**SUPPLIED MATERIAL**:
* Begin *

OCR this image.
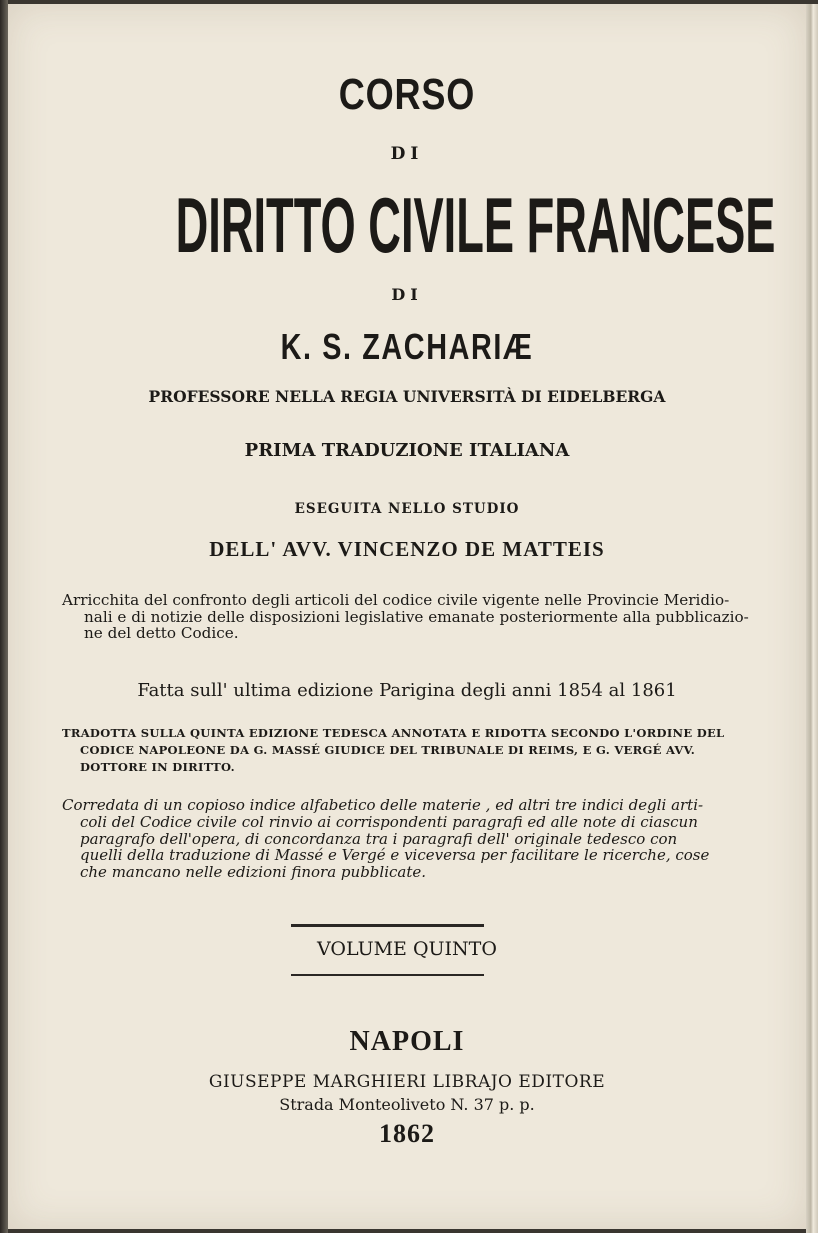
CORSO
DI
DIRITTO CIVILE FRANCESE
DI
K. S. ZACHARIÆ
PROFESSORE NELLA REGIA UNIVERSITÀ DI EIDELBERGA
PRIMA TRADUZIONE ITALIANA
ESEGUITA NELLO STUDIO
DELL' AVV. VINCENZO DE MATTEIS
Arricchita del confronto degli articoli del codice civile vigente nelle Provincie Meridio-
nali e di notizie delle disposizioni legislative emanate posteriormente alla pubblicazio-
ne del detto Codice.
Fatta sull' ultima edizione Parigina degli anni 1854 al 1861
TRADOTTA SULLA QUINTA EDIZIONE TEDESCA ANNOTATA E RIDOTTA SECONDO L'ORDINE DEL
CODICE NAPOLEONE DA G. MASSÉ GIUDICE DEL TRIBUNALE DI REIMS, E G. VERGÉ AVV.
DOTTORE IN DIRITTO.
Corredata di un copioso indice alfabetico delle materie , ed altri tre indici degli arti-
coli del Codice civile col rinvio ai corrispondenti paragrafi ed alle note di ciascun
paragrafo dell'opera, di concordanza tra i paragrafi dell' originale tedesco con
quelli della traduzione di Massé e Vergé e viceversa per facilitare le ricerche, cose
che mancano nelle edizioni finora pubblicate.
VOLUME QUINTO
NAPOLI
GIUSEPPE MARGHIERI LIBRAJO EDITORE
Strada Monteoliveto N. 37 p. p.
1862
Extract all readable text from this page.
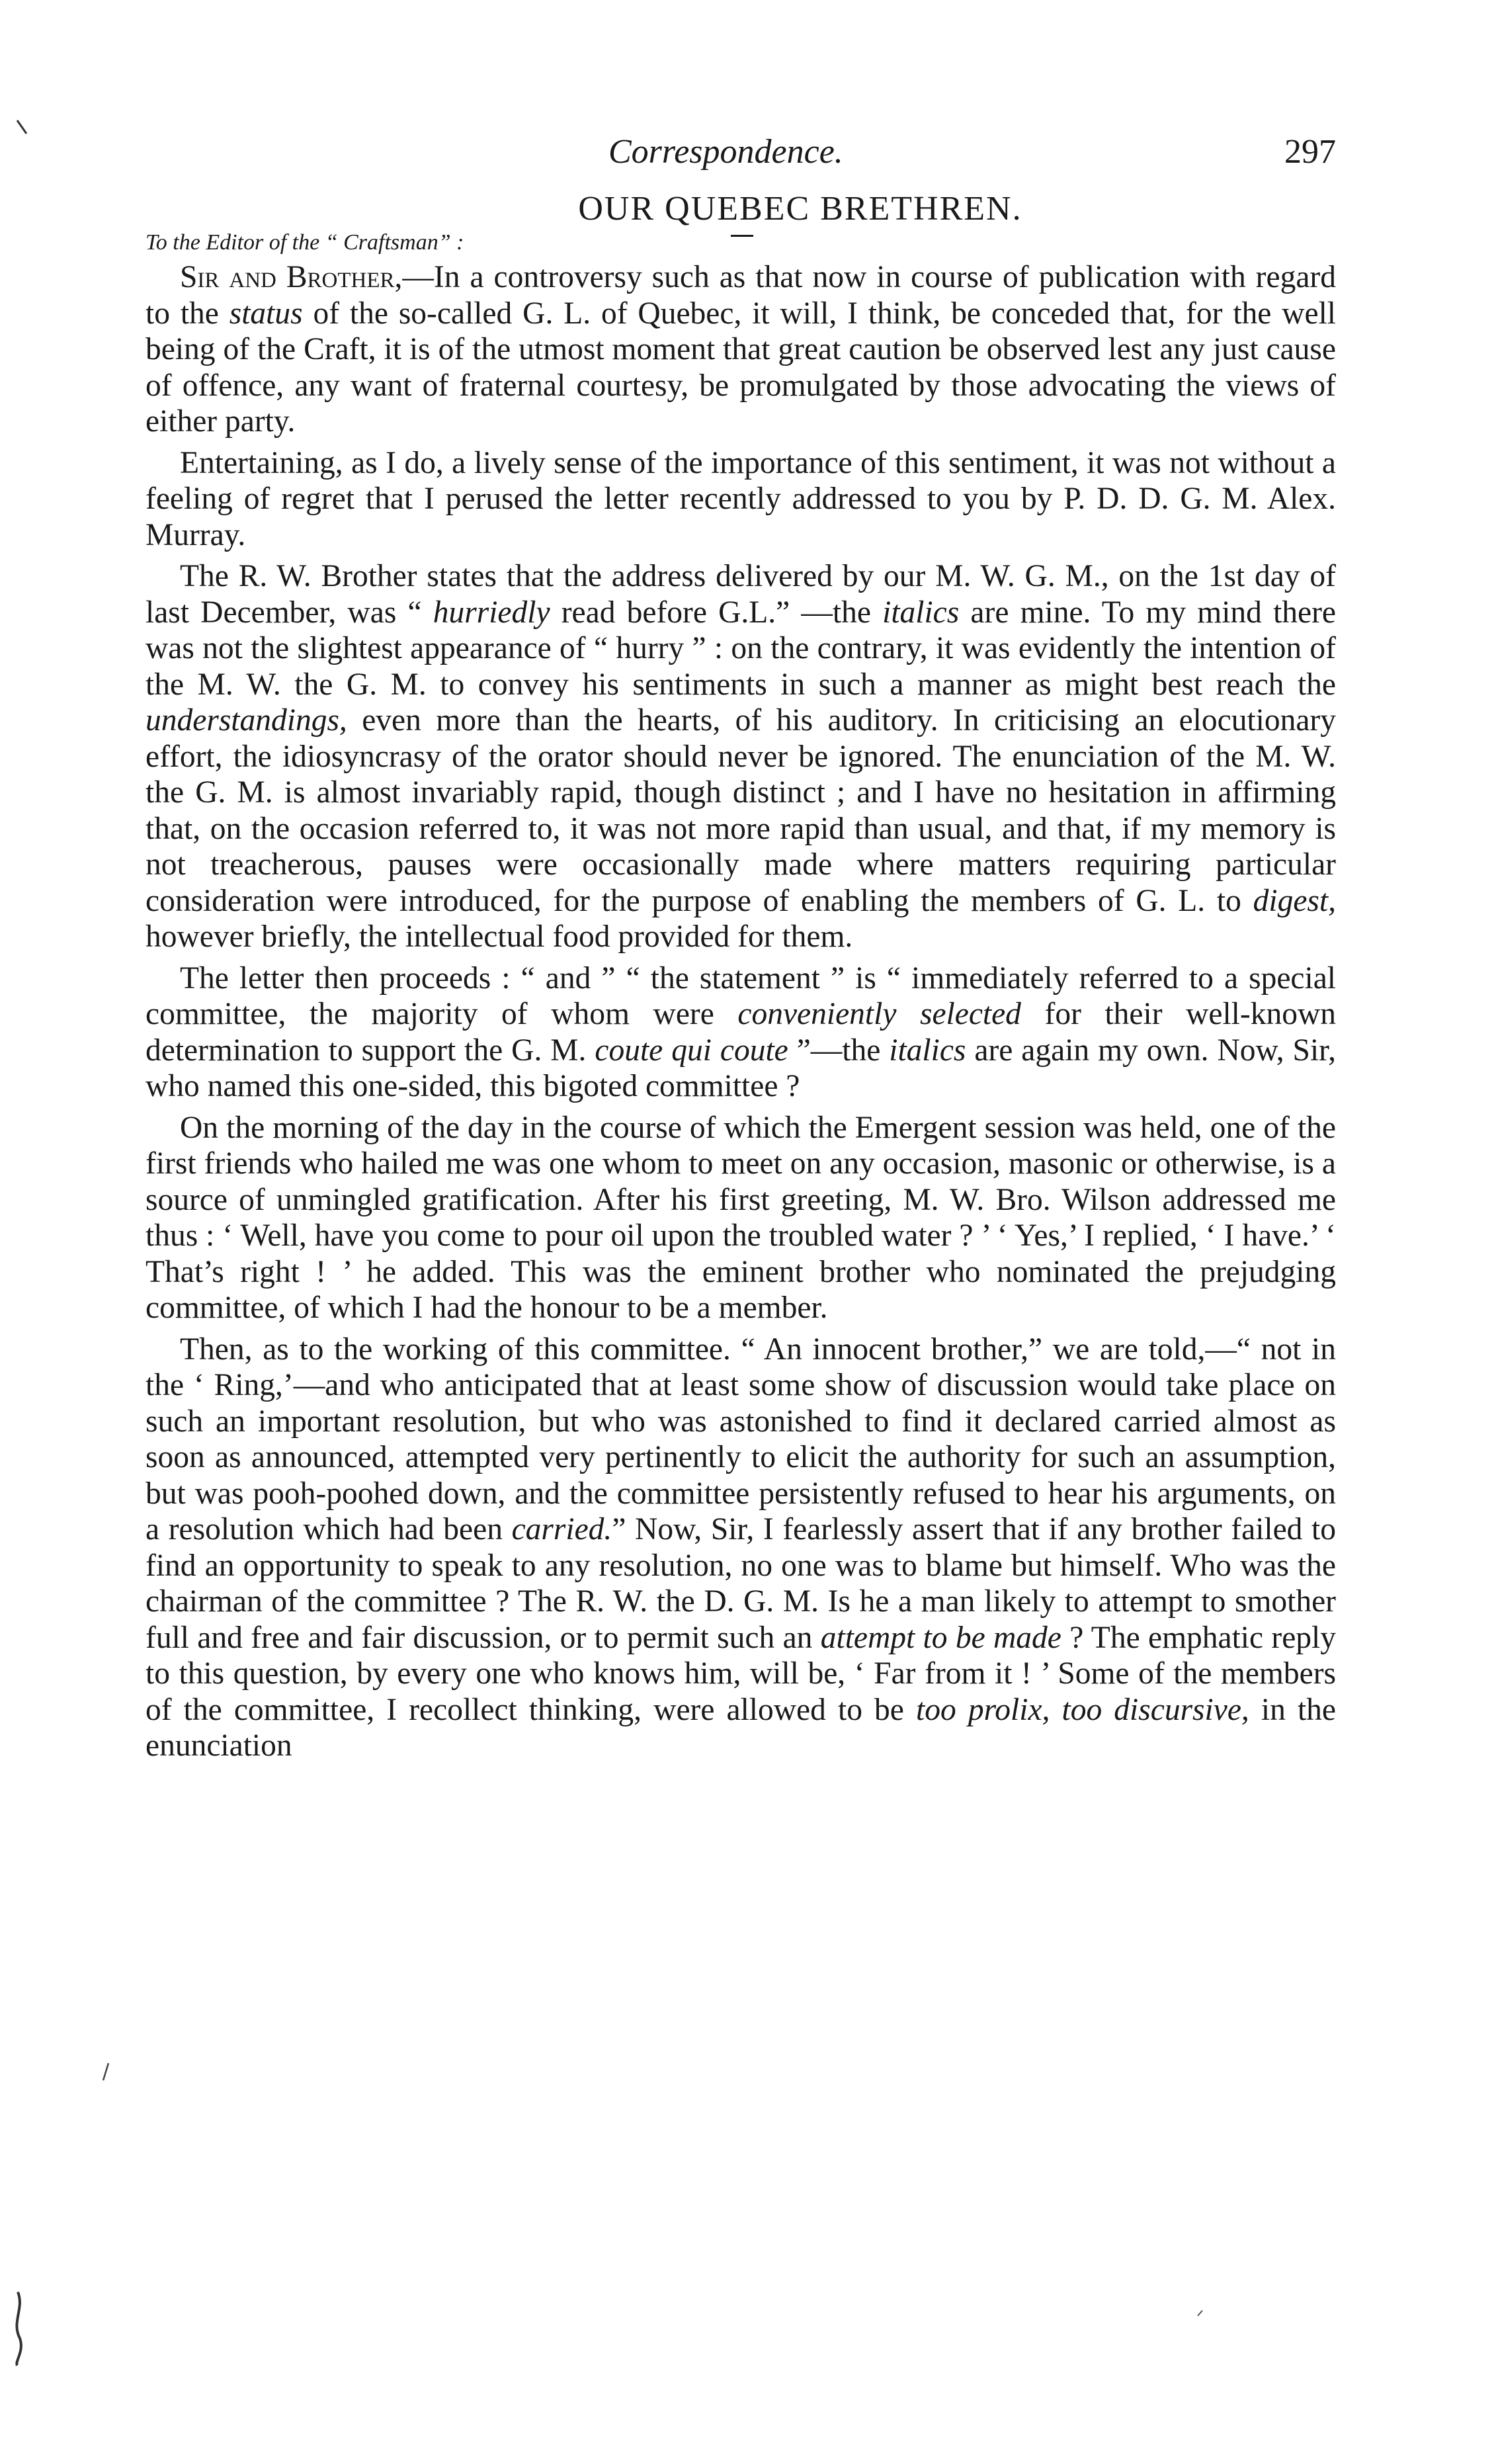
Correspondence.	297
OUR QUEBEC BRETHREN.
To the Editor of the “ Craftsman” :

Sir and Brother,—In a controversy such as that now in course of publication with regard to the status of the so-called G. L. of Quebec, it will, I think, be conceded that, for the well being of the Craft, it is of the utmost moment that great caution be observed lest any just cause of offence, any want of fraternal courtesy, be promulgated by those advocating the views of either party.

Entertaining, as I do, a lively sense of the importance of this sentiment, it was not without a feeling of regret that I perused the letter recently addressed to you by P. D. D. G. M. Alex. Murray.

The R. W. Brother states that the address delivered by our M. W. G. M., on the 1st day of last December, was “ hurriedly read before G.L.” —the italics are mine. To my mind there was not the slightest appearance of “ hurry ” : on the contrary, it was evidently the intention of the M. W. the G. M. to convey his sentiments in such a manner as might best reach the understandings, even more than the hearts, of his auditory. In criticising an elocutionary effort, the idiosyncrasy of the orator should never be ignored. The enunciation of the M. W. the G. M. is almost invariably rapid, though distinct ; and I have no hesitation in affirming that, on the occasion referred to, it was not more rapid than usual, and that, if my memory is not treacherous, pauses were occasionally made where matters requiring particular consideration were introduced, for the purpose of enabling the members of G. L. to digest, however briefly, the intellectual food provided for them.

The letter then proceeds : “ and ” “ the statement ” is “ immediately referred to a special committee, the majority of whom were conveniently selected for their well-known determination to support the G. M. coute qui coute ”—the italics are again my own. Now, Sir, who named this one-sided, this bigoted committee ?

On the morning of the day in the course of which the Emergent session was held, one of the first friends who hailed me was one whom to meet on any occasion, masonic or otherwise, is a source of unmingled gratification. After his first greeting, M. W. Bro. Wilson addressed me thus : ‘ Well, have you come to pour oil upon the troubled water ? ’ ‘ Yes,’ I replied, ‘ I have.’ ‘ That’s right ! ’ he added. This was the eminent brother who nominated the prejudging committee, of which I had the honour to be a member.

Then, as to the working of this committee. “ An innocent brother,” we are told,—“ not in the ‘ Ring,’—and who anticipated that at least some show of discussion would take place on such an important resolution, but who was astonished to find it declared carried almost as soon as announced, attempted very pertinently to elicit the authority for such an assumption, but was pooh-poohed down, and the committee persistently refused to hear his arguments, on a resolution which had been carried.” Now, Sir, I fearlessly assert that if any brother failed to find an opportunity to speak to any resolution, no one was to blame but himself. Who was the chairman of the committee ? The R. W. the D. G. M. Is he a man likely to attempt to smother full and free and fair discussion, or to permit such an attempt to be made ? The emphatic reply to this question, by every one who knows him, will be, ‘ Far from it ! ’ Some of the members of the committee, I recollect thinking, were allowed to be too prolix, too discursive, in the enunciation
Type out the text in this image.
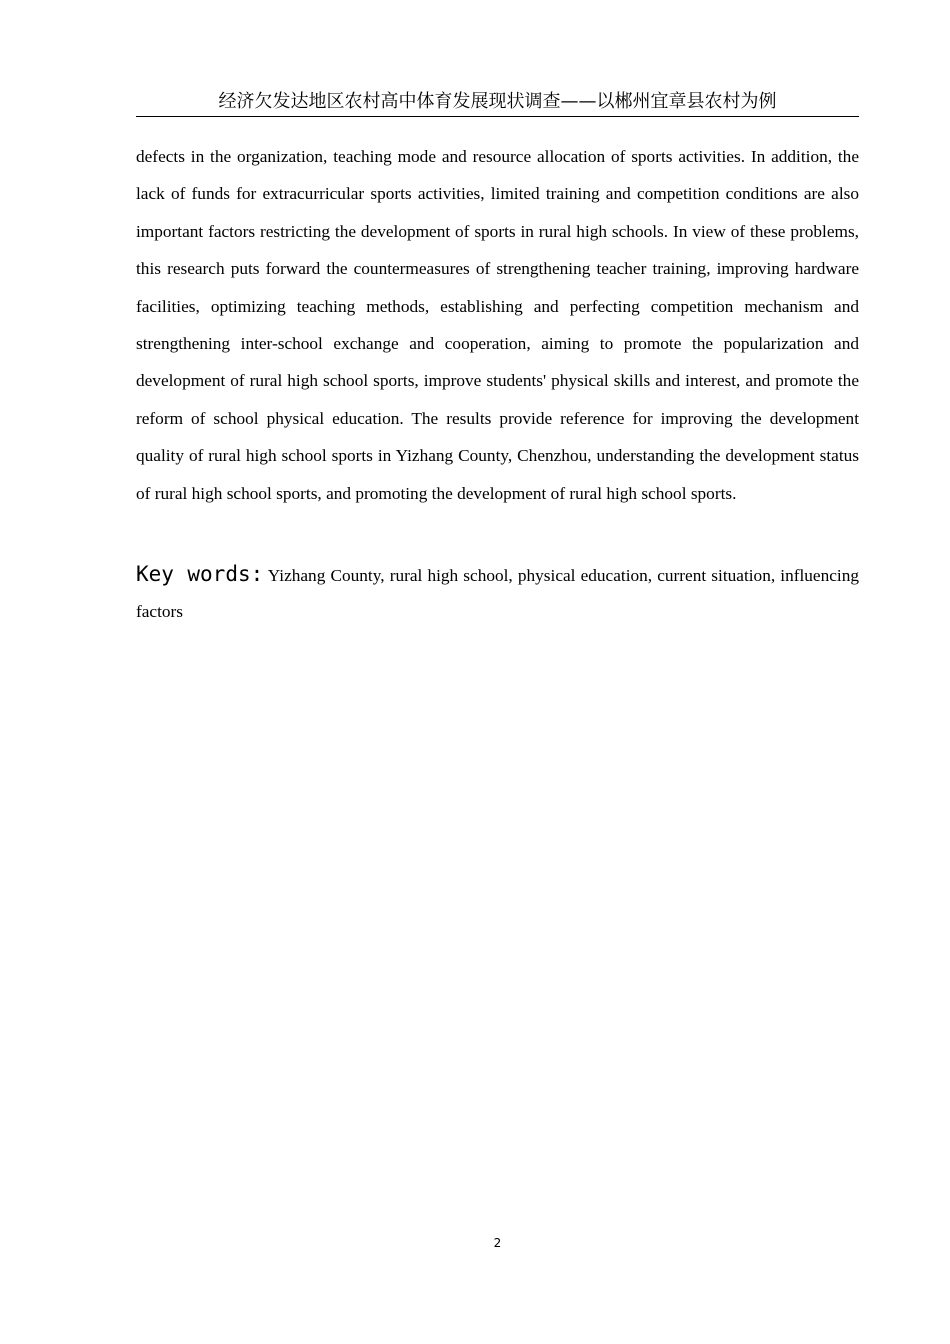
经济欠发达地区农村高中体育发展现状调查——以郴州宜章县农村为例

defects in the organization, teaching mode and resource allocation of sports activities. In addition, the lack of funds for extracurricular sports activities, limited training and competition conditions are also important factors restricting the development of sports in rural high schools. In view of these problems, this research puts forward the countermeasures of strengthening teacher training, improving hardware facilities, optimizing teaching methods, establishing and perfecting competition mechanism and strengthening inter-school exchange and cooperation, aiming to promote the popularization and development of rural high school sports, improve students' physical skills and interest, and promote the reform of school physical education. The results provide reference for improving the development quality of rural high school sports in Yizhang County, Chenzhou, understanding the development status of rural high school sports, and promoting the development of rural high school sports.

Key words: Yizhang County, rural high school, physical education, current situation, influencing factors

2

* End *

**WRITTEN EXERCISE**: How many lines in these entries hold the string "status"? Answer with the number alone.

**COMPLETED TASK**: 2